# PROBLEM DESCRIPTION
Only a number is wanted: the count of lines in this listing that contain "Erzurum".

==== RECORDS FOR THIS TASK ====

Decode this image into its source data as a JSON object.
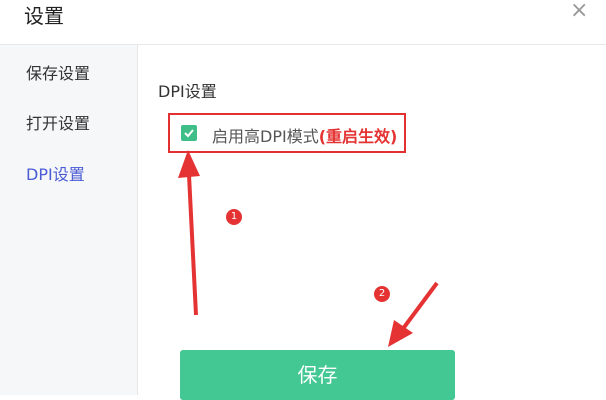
{
  "dialog": {
    "title": "设置",
    "close_icon": "close-icon"
  },
  "sidebar": {
    "items": [
      {
        "label": "保存设置"
      },
      {
        "label": "打开设置"
      },
      {
        "label": "DPI设置",
        "active": true
      }
    ]
  },
  "dpi": {
    "section_title": "DPI设置",
    "option_label": "启用高DPI模式",
    "option_note": "(重启生效)",
    "checked": true
  },
  "annotations": {
    "step1": "1",
    "step2": "2"
  },
  "save_button": {
    "label": "保存"
  },
  "colors": {
    "accent_green": "#43c793",
    "checkbox_green": "#3fbe8a",
    "active_nav": "#4a5bd4",
    "annotation_red": "#e53333"
  }
}
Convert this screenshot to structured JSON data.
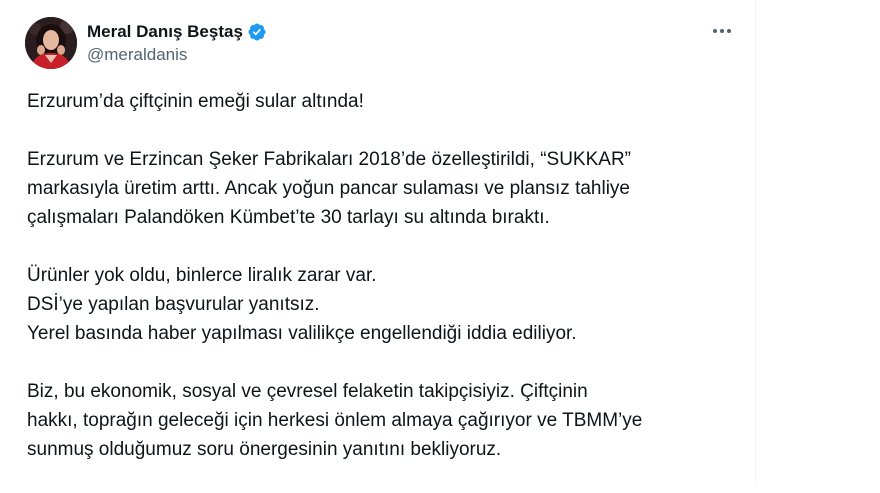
{
  "author": {
    "display_name": "Meral Danış Beştaş",
    "handle": "@meraldanis",
    "verified": true,
    "verified_color": "#1d9bf0"
  },
  "menu": {
    "icon": "more-horizontal-icon"
  },
  "tweet": {
    "paragraphs": [
      {
        "lines": [
          "Erzurum’da çiftçinin emeği sular altında!"
        ]
      },
      {
        "lines": [
          "Erzurum ve Erzincan Şeker Fabrikaları 2018’de özelleştirildi, “SUKKAR”",
          "markasıyla üretim arttı. Ancak yoğun pancar sulaması ve plansız tahliye",
          "çalışmaları Palandöken Kümbet’te 30 tarlayı su altında bıraktı."
        ]
      },
      {
        "lines": [
          "Ürünler yok oldu, binlerce liralık zarar var.",
          "DSİ’ye yapılan başvurular yanıtsız.",
          "Yerel basında haber yapılması valilikçe engellendiği iddia ediliyor."
        ]
      },
      {
        "lines": [
          "Biz, bu ekonomik, sosyal ve çevresel felaketin takipçisiyiz. Çiftçinin",
          "hakkı, toprağın geleceği için herkesi önlem almaya çağırıyor ve TBMM’ye",
          "sunmuş olduğumuz soru önergesinin yanıtını bekliyoruz."
        ]
      }
    ]
  }
}
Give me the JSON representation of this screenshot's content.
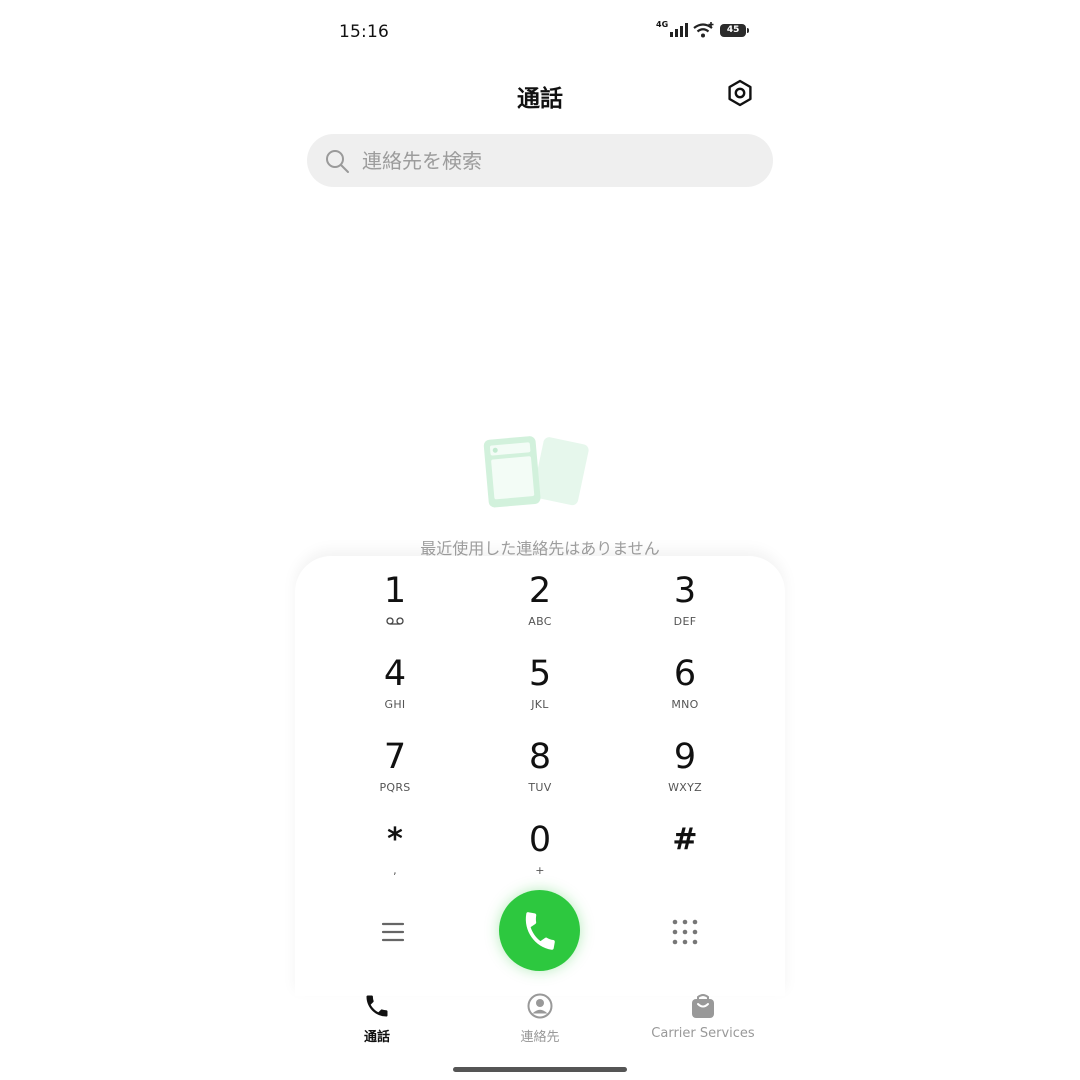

====

# WRITTEN ANSWER
2